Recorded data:
------------------------------------

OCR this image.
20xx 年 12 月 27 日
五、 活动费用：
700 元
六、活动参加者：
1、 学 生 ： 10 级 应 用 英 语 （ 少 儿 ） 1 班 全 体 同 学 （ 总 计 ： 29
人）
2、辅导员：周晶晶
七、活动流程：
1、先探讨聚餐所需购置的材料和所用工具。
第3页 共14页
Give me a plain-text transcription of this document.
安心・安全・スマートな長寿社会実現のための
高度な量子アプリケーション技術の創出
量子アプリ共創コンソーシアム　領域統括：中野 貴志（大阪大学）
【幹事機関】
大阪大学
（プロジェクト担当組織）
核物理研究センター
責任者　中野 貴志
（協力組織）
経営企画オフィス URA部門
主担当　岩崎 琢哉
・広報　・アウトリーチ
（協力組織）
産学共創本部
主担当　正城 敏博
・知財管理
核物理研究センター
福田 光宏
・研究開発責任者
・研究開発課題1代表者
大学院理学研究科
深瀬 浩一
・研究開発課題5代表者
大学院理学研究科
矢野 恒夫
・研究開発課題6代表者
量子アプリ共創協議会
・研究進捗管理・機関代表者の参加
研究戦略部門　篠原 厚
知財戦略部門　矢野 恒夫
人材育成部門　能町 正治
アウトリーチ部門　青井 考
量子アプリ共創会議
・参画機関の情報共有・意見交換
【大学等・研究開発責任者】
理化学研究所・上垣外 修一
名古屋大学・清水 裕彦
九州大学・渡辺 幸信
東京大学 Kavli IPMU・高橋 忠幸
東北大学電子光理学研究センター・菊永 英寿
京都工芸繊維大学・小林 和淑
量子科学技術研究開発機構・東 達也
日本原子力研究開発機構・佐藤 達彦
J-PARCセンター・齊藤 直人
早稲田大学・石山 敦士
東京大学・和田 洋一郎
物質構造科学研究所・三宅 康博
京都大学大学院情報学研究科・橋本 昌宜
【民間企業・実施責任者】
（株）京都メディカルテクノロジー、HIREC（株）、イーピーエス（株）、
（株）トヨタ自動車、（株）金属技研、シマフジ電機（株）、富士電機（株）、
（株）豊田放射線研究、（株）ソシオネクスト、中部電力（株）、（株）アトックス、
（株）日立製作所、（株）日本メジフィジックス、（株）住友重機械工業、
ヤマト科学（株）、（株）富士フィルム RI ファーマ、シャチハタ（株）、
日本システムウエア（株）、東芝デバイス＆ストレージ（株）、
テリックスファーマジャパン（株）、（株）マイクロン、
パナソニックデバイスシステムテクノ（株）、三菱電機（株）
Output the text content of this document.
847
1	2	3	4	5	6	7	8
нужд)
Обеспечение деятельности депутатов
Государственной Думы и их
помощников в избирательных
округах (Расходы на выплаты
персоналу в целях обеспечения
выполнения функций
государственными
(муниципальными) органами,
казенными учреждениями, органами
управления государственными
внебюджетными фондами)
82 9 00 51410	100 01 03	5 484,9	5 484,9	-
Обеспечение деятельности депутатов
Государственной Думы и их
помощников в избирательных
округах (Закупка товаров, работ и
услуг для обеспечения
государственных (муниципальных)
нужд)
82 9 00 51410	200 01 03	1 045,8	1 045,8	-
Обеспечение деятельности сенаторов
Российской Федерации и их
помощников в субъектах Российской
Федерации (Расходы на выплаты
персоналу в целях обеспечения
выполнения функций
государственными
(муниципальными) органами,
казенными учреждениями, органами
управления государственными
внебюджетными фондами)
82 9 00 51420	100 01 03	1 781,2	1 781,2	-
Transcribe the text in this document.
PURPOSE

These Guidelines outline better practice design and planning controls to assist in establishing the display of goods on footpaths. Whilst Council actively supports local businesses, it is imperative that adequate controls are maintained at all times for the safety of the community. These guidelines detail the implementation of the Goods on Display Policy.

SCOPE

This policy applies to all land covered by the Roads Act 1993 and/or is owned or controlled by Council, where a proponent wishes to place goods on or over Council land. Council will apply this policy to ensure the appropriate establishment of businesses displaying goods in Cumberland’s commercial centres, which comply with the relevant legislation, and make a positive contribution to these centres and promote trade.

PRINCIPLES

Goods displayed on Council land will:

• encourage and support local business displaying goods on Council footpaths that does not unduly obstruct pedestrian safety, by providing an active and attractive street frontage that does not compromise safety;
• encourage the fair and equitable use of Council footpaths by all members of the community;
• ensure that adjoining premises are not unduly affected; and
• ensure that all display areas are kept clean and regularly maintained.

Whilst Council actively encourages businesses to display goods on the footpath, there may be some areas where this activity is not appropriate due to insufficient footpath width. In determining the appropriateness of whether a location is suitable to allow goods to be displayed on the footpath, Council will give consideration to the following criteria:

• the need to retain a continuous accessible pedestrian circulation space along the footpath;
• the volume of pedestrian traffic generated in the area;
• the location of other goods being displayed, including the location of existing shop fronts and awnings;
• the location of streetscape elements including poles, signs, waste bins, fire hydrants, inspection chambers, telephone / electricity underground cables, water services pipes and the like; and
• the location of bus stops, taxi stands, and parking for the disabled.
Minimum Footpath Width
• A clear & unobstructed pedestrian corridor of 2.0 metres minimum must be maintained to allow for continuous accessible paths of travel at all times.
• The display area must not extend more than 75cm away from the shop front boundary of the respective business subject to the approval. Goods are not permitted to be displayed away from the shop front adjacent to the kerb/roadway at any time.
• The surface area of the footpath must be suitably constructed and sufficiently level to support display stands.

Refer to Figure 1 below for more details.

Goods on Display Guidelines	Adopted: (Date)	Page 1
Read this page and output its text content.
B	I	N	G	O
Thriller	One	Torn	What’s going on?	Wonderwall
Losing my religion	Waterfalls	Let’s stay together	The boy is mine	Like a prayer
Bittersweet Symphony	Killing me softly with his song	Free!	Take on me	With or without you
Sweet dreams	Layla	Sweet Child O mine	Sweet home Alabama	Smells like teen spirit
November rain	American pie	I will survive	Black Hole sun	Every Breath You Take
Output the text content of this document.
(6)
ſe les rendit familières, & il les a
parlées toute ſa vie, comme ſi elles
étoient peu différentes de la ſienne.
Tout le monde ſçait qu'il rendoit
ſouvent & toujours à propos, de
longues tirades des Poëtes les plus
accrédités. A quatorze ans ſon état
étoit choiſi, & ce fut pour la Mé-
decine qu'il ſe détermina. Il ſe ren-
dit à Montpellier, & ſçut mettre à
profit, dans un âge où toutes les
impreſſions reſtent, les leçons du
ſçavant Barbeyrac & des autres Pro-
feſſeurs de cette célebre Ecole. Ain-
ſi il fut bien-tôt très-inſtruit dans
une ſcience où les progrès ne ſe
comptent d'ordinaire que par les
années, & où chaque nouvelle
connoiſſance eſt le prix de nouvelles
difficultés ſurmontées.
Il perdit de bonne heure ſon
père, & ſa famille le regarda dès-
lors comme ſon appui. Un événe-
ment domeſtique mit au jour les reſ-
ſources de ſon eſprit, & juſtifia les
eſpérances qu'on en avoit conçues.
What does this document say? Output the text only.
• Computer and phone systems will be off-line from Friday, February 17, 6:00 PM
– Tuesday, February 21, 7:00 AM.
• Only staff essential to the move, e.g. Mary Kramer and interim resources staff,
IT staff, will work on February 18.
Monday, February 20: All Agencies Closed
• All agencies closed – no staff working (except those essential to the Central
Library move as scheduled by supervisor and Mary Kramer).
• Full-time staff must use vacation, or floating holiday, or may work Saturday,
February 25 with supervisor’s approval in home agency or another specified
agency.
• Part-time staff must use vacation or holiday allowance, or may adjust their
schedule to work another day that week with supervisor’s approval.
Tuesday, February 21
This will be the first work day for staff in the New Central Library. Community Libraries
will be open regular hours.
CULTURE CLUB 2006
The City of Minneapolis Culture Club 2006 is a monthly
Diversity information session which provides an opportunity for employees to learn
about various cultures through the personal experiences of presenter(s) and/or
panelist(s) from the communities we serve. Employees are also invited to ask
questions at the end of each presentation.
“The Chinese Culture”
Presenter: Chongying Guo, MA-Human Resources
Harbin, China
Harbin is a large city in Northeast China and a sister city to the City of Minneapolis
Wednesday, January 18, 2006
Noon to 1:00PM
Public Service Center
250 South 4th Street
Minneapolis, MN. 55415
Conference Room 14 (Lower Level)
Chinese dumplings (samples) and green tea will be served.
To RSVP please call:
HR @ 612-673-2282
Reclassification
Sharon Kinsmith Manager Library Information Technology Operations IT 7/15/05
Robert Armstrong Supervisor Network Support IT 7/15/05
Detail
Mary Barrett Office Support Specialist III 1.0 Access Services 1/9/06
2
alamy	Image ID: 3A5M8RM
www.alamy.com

------------------------------------

Directions for this task
Find every line with the word "Take" and state how many there are, with no other words.

Written response
2